▶ _Task requirements_
Only lines with the string "Anstreicher" matter here; gather them from the material below.

>> Begin Input material

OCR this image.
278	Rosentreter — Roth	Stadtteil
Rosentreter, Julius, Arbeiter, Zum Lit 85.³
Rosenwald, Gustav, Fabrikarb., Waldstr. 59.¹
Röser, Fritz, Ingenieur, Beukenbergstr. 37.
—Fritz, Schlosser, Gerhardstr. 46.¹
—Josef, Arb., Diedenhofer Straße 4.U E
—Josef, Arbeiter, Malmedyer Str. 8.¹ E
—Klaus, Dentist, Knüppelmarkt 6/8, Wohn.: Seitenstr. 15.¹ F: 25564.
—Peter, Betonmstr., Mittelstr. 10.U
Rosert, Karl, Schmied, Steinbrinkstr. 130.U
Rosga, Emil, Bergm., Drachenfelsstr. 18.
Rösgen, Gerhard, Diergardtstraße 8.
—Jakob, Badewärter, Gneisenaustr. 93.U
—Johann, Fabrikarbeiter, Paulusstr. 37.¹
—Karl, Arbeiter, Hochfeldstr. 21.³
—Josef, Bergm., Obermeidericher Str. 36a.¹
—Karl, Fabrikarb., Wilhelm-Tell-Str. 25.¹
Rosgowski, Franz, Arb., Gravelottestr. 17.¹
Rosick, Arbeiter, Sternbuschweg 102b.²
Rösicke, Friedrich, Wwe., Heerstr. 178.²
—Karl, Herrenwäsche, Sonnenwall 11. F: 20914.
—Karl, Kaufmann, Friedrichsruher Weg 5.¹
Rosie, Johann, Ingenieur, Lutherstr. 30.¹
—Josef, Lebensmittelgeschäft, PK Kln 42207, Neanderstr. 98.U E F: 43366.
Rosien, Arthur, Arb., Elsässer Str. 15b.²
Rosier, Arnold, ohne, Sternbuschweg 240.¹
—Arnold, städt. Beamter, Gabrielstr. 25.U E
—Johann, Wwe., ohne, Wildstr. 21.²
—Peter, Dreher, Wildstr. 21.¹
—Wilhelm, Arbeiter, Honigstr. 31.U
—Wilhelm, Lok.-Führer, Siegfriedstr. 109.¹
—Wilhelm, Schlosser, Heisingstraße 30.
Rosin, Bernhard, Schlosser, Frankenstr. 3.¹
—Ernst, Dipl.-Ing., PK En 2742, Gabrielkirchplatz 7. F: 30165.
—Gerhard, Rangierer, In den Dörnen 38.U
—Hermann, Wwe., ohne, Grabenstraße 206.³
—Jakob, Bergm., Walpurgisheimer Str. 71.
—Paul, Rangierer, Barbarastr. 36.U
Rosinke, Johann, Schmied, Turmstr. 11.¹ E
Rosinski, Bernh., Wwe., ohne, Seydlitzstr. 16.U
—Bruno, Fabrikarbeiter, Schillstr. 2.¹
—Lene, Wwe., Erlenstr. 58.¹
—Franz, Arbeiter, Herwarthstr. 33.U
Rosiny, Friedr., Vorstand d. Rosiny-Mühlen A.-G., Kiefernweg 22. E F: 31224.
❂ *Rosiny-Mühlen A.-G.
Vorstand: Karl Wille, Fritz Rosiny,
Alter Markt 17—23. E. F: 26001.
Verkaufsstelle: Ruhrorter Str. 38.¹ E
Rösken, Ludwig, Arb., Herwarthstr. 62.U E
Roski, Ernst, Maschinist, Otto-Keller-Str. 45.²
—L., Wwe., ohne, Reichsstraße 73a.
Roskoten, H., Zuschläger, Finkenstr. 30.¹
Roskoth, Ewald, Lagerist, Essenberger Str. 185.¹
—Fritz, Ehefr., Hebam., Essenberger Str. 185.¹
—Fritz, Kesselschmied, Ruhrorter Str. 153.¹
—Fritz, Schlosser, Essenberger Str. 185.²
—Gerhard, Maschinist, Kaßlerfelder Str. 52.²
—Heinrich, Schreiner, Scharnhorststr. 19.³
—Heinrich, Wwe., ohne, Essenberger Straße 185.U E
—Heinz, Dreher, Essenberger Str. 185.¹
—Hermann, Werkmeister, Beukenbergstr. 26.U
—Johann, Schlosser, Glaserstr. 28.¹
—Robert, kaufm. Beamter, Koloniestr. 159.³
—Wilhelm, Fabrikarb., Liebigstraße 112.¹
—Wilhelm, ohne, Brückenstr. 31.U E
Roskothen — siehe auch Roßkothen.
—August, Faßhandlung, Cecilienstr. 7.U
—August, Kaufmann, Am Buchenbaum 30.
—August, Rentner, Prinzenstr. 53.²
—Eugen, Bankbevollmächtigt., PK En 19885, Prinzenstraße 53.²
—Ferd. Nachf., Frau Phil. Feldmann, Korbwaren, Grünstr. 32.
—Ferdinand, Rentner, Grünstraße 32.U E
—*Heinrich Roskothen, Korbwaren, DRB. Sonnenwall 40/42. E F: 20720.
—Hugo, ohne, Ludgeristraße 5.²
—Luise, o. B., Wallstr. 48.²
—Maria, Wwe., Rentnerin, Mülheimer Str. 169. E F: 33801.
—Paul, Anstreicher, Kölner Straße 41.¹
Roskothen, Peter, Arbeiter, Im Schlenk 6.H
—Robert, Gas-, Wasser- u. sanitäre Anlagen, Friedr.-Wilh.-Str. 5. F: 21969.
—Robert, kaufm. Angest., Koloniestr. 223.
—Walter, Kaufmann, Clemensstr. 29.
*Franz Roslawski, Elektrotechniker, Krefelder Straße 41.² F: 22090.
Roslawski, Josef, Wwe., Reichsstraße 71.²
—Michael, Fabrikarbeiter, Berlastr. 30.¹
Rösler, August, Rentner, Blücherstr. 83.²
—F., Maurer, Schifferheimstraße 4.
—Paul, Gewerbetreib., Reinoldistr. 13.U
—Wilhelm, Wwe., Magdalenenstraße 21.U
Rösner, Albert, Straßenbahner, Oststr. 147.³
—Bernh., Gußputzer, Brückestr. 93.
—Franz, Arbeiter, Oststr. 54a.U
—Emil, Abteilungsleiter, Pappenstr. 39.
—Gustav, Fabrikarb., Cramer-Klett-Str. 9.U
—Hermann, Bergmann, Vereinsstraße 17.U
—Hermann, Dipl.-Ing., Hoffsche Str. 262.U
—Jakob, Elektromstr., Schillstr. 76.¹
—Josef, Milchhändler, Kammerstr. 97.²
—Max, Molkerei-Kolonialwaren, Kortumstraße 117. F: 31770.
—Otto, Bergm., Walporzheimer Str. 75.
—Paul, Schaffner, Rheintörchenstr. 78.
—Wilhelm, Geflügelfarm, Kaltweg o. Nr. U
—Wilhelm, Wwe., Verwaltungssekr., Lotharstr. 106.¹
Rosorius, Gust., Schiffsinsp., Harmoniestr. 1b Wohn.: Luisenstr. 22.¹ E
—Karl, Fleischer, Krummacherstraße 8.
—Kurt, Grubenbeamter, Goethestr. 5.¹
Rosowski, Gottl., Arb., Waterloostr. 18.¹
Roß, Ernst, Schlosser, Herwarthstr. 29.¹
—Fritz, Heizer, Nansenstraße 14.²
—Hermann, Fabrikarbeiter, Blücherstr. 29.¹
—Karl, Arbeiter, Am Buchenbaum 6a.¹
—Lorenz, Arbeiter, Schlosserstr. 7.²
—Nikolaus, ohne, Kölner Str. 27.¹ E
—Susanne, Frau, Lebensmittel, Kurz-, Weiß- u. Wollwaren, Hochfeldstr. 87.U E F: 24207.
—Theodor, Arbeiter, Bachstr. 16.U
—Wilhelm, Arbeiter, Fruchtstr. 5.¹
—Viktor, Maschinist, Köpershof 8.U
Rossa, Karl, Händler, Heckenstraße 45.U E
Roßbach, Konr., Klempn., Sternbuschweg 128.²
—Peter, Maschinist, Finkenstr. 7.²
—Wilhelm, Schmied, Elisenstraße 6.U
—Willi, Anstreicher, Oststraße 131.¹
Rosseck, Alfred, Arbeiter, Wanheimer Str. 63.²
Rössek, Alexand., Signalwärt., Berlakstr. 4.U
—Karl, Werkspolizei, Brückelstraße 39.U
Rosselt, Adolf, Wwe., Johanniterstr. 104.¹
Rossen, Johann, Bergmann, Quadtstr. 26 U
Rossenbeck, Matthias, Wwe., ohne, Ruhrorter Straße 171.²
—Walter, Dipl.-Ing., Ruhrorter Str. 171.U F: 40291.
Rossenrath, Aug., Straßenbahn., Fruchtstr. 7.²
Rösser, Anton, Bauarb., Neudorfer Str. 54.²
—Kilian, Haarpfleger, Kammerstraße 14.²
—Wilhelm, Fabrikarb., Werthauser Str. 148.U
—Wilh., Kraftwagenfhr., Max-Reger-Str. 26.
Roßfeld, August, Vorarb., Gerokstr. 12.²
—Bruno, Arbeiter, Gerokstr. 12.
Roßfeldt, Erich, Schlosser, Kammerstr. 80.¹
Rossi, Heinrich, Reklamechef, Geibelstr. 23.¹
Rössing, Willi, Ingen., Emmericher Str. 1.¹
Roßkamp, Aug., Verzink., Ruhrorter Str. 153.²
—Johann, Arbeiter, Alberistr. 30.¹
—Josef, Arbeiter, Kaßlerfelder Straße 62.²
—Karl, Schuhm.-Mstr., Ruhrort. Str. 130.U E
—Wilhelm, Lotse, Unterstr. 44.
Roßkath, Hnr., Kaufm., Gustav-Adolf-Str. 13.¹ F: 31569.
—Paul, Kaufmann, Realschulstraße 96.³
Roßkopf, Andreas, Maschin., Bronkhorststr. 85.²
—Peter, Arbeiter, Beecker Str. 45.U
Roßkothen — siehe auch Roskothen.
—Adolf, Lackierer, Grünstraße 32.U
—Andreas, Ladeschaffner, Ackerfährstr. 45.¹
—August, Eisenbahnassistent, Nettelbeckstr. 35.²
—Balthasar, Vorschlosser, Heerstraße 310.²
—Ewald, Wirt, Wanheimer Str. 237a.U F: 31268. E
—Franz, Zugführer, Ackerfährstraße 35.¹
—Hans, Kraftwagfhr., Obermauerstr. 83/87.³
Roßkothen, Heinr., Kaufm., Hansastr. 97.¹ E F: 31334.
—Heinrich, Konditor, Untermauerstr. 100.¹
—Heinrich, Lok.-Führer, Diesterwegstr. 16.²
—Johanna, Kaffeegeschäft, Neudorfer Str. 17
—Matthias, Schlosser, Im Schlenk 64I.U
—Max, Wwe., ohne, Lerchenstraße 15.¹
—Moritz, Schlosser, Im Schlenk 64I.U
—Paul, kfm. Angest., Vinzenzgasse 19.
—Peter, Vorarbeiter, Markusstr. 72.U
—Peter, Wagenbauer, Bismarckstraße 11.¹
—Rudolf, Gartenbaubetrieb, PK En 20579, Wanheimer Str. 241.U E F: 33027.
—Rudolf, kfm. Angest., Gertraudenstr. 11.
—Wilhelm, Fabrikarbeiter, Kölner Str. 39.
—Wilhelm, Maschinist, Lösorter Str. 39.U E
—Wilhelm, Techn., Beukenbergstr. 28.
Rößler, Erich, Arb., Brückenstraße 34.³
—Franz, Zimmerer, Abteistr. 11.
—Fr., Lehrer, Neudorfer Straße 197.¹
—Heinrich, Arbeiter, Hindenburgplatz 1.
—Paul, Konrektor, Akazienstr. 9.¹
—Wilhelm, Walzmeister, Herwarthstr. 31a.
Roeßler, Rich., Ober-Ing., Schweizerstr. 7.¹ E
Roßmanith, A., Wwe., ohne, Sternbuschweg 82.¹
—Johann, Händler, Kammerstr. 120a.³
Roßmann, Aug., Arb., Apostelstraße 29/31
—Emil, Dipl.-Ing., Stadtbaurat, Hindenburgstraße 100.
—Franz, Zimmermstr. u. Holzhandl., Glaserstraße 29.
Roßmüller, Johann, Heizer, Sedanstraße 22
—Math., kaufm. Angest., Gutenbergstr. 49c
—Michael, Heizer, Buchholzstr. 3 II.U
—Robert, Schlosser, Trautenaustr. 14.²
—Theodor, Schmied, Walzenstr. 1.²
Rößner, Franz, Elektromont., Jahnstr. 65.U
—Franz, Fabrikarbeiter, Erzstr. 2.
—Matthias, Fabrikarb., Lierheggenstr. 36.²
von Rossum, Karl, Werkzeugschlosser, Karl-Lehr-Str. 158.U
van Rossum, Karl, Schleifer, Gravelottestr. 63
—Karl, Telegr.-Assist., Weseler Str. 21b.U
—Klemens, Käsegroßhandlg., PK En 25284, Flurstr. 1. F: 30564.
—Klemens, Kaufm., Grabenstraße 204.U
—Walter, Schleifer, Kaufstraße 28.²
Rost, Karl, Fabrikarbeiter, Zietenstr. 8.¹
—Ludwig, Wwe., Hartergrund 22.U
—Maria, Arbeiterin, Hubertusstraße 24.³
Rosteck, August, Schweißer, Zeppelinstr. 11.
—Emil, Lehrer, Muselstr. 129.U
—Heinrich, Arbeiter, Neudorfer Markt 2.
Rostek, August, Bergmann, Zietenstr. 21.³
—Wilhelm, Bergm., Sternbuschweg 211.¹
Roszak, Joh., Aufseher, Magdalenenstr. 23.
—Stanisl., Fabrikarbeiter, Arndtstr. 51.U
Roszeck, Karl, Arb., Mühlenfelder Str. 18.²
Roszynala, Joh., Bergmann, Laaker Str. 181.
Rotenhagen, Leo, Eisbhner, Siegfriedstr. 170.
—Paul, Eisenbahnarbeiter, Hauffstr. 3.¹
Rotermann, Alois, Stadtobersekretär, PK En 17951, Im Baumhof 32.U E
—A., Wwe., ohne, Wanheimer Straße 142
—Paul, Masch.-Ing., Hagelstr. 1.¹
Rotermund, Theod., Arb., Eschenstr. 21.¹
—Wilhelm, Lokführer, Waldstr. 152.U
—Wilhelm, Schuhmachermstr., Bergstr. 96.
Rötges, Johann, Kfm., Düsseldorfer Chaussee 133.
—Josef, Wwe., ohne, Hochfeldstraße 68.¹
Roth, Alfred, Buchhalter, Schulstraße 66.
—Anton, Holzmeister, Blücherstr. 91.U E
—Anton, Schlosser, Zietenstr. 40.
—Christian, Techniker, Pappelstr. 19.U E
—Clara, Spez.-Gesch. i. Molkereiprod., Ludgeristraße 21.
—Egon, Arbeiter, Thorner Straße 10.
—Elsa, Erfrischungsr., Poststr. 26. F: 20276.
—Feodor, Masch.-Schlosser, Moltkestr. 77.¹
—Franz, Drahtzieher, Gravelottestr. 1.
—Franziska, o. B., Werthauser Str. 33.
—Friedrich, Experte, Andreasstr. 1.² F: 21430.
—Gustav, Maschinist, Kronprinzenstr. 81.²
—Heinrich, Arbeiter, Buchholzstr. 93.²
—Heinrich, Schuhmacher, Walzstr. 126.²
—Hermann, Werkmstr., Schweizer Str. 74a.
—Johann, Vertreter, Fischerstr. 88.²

>> End Input material

▶ _Completed exercise_
—Paul, Anstreicher, Kölner Straße 41.¹
—Willi, Anstreicher, Oststraße 131.¹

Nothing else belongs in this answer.